Text excerpt
Proof that the Square Root of 2 is a Real Number

# Proof that the Square Root of 2 is a Real Number

Recall that earlier we proved on the Proof that the Square Root of 2 is Irrational page that $\sqrt{2} \not \in \mathbb{Q}$. We will now look into proving that the square root of $2$ is in fact a real number nevertheless.

Theorem 1: There is a positive real number $x = \sqrt{2}$ such that $x^2 = 2$. |

**Proof of Theorem:**Let the set $S$ be such that $S := \{ s \in \mathbb{R} : 0 ≤ x, s^2 < 2 \}$. We first note that this set is nonempty since clearly $1 \in S$, that is $0 ≤ 1$ and $1^2 = 1 < 2$. Furthermore, we note that this set is also bounded above by 2 since for any $t \in \mathbb{R}$, if $t > 2$ then $t^2 > 4$ so $t%2 \not < 2$.

- Therefore this set has a supremum in $\mathbb{R}$. Let $x = \sup S$ and $x > 1$. We will now show that our supremum $x = \sqrt{2}$ by showing that $x^2 < 2$ and $x^2 > 2$ are invalid cases.

- First consider the case where $x^2 < 2$. We want to find a natural number $n \in \mathbb{N}$ such that $x + \frac{1}{n} \in S$ which would imply that $x = \sup S$ is not an upper bound.

Dataset excerpts
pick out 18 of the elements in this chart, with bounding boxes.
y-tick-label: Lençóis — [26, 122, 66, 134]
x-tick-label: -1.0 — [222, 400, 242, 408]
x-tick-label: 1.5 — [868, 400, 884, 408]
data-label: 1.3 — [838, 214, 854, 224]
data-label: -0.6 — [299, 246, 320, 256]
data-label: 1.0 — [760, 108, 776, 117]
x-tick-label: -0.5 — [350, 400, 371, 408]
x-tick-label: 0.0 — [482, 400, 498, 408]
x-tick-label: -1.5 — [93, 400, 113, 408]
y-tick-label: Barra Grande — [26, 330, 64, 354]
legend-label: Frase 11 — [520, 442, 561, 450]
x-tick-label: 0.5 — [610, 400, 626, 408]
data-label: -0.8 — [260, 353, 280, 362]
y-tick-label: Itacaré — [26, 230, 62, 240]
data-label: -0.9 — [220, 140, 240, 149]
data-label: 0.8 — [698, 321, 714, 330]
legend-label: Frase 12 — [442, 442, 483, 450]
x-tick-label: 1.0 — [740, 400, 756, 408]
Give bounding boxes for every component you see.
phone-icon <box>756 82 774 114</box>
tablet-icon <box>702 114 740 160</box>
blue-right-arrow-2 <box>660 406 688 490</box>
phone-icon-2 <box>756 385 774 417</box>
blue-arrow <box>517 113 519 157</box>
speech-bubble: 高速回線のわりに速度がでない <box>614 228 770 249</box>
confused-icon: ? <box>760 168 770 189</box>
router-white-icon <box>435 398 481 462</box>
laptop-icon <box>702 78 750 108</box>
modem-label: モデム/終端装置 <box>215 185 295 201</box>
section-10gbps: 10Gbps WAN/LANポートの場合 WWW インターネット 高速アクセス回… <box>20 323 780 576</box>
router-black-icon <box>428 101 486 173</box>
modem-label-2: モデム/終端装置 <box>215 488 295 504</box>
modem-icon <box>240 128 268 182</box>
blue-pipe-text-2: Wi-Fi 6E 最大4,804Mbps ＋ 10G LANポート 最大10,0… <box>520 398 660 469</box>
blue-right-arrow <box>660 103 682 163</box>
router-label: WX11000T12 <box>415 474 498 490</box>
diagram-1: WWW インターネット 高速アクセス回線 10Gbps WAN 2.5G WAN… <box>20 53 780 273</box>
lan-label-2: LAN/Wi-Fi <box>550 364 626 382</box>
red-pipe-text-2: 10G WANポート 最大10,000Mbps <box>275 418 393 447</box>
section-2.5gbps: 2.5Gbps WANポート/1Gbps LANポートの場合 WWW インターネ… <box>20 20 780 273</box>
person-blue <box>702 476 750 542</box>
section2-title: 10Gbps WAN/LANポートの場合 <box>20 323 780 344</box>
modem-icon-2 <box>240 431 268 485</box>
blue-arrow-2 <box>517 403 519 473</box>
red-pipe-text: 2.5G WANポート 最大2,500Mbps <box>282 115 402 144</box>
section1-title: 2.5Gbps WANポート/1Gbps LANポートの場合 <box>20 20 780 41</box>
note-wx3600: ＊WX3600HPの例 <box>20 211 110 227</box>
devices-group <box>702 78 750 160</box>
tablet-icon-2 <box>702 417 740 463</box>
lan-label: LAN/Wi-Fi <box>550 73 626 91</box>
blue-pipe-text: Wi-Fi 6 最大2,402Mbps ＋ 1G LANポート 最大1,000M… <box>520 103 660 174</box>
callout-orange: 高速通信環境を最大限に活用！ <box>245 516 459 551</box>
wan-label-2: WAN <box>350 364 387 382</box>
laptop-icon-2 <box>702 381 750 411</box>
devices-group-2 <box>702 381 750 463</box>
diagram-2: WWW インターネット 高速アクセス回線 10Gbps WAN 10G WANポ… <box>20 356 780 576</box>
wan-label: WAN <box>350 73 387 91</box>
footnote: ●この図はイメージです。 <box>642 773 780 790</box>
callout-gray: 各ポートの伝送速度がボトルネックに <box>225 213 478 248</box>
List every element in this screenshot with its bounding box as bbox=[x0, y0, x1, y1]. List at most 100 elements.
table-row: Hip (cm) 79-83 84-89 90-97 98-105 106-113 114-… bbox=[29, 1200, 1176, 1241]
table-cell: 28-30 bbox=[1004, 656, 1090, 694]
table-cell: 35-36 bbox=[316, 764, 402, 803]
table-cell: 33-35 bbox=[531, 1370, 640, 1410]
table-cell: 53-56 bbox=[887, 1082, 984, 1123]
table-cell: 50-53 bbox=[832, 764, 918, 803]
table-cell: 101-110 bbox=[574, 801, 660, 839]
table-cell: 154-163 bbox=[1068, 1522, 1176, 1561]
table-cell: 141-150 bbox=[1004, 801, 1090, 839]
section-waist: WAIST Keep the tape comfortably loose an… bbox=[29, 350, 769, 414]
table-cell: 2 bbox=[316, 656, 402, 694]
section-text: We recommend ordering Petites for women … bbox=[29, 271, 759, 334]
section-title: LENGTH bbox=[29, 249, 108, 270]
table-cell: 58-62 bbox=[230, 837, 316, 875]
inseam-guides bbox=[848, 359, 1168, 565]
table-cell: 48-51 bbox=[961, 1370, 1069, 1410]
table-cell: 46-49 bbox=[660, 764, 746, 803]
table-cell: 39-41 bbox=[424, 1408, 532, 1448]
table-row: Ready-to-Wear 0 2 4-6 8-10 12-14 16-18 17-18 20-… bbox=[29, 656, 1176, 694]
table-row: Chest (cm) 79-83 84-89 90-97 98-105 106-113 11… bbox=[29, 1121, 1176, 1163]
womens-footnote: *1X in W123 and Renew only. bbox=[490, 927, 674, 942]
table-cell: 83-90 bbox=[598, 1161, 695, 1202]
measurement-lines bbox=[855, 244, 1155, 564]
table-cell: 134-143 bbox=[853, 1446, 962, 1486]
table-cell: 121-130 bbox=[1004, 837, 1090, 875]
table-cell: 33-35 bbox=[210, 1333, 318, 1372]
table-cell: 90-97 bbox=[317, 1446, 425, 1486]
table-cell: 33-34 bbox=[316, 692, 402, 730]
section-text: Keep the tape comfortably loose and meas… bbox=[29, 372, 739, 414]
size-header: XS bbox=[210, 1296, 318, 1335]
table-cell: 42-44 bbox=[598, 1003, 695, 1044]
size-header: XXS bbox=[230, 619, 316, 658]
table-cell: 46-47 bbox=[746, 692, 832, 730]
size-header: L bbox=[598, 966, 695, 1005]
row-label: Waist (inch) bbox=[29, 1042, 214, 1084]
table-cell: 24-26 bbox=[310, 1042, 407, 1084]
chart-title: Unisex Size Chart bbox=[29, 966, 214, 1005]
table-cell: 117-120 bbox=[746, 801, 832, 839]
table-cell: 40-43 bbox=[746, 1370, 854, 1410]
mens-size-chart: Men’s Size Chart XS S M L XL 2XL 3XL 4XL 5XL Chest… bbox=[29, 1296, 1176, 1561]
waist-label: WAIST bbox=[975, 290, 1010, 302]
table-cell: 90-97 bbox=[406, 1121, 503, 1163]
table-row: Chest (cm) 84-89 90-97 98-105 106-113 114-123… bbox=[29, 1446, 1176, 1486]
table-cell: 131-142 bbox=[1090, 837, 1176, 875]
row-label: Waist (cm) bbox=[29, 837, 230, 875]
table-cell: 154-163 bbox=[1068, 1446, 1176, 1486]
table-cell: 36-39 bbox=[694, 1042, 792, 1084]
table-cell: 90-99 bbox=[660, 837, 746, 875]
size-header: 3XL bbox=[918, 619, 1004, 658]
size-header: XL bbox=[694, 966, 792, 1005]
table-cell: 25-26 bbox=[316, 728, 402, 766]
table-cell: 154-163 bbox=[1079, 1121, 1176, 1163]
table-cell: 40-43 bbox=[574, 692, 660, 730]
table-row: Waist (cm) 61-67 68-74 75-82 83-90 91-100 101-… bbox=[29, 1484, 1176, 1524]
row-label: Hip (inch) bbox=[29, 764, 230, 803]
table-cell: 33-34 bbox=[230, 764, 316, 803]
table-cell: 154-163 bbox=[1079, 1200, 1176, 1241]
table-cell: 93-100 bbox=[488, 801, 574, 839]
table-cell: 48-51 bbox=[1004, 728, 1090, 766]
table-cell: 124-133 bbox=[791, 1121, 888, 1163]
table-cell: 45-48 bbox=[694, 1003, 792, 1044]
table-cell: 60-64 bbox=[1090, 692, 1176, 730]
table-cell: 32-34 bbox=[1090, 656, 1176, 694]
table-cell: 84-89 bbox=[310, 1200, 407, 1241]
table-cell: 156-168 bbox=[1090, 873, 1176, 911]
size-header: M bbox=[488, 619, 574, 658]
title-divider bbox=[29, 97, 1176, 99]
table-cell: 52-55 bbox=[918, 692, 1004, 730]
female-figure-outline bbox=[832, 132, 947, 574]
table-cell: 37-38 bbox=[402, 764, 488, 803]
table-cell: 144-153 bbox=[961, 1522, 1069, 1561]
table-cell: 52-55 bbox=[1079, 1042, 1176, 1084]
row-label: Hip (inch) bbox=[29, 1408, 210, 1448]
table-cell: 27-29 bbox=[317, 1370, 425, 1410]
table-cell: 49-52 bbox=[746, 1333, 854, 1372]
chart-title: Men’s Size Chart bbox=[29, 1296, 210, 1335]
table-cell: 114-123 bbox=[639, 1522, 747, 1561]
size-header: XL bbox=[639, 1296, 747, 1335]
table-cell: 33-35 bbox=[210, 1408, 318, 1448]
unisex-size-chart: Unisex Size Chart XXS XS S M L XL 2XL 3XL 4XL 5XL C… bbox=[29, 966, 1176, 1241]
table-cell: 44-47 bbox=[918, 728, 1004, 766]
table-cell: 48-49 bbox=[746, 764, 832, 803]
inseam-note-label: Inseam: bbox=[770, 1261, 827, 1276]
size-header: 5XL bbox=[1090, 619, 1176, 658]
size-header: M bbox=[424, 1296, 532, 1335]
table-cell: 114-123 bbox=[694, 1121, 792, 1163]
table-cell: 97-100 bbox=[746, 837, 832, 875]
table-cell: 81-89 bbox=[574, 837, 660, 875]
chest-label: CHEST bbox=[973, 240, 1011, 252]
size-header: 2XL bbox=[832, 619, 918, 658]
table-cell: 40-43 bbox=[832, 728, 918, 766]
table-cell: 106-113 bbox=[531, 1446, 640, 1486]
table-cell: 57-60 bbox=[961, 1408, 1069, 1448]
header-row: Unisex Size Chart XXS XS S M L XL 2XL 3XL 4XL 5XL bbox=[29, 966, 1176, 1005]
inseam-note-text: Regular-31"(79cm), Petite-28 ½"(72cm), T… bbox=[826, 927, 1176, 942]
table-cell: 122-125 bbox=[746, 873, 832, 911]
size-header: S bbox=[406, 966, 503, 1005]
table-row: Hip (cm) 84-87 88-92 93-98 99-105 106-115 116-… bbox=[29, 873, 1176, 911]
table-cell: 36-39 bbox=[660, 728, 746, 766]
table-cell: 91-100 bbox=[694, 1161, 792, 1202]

Exercise goal
Continue the proof that the square root of 2 is a real number, picking up right after its final sentence.

Reply
\begin{align} \quad \left ( x + \frac{1}{n} \right ) ^2 = x^2 + \frac{2x}{n} + \frac{1}{n^2} ≤ x^2 + \frac{2x}{n} + \frac{1}{n} = x^2 + \frac{1}{n} ( 2x + 1) \end{align}

- Now we want to choose $n$ such that $x^2 + \frac{1}{n} (2x + 1) < 2$ or rather $\frac{1}{n} (2x + 1) < 2 - x^2$ so that $\left ( x + \frac{1}{n} \right )^2 < 2$.

- Now we note that $\frac{2 - x^2}{2x + 1} > 0$ since the numerator is positive because $x^2 < 2$ so $0 < 2 - x^2$ and the denominator is positive since $x ≥ 0$. Therefore by The Archimedean Property there exists some natural number $n$ such that $\frac{1}{n} ≤ \frac{2 - x^2}{2x + 1}$. Therefore we have obtained such a number $n$ where $\left ( x + \frac{1}{n} \right ) \in S$ which contradicts the fact that $x = \sup S$ since $x < x + \frac{1}{n}$.

- Now consider the case where $x^2 > 2$. We want to show that it is possible to find a natural number $m \in \mathbb{N}$ such that $x - \frac{1}{m}$ is also an upper bound of $S$. Now note that:

\begin{align} \: \left ( x - \frac{1}{m} \right )^2 = x^2 - \frac{2x}{m} + \frac{1}{m^2} > x^2 - \frac{2x}{m} \end{align}

- So we want to choose $m$ such that $x^2 - \frac{2x}{m} > 2$ or equivalently $\frac{2x}{m} < x^2 - 2$ to ensure that $\left ( x - \frac{1}{m} \right )^2 > 2$. We know that $x^2 - 2 > 0$ and $2x > 0$ and so therefore:

\begin{align} \frac{1}{m} < \frac{x^2 - 2}{2x} \end{align}

- Once again by the Archimedean property we know that such a natural number $m$ exists.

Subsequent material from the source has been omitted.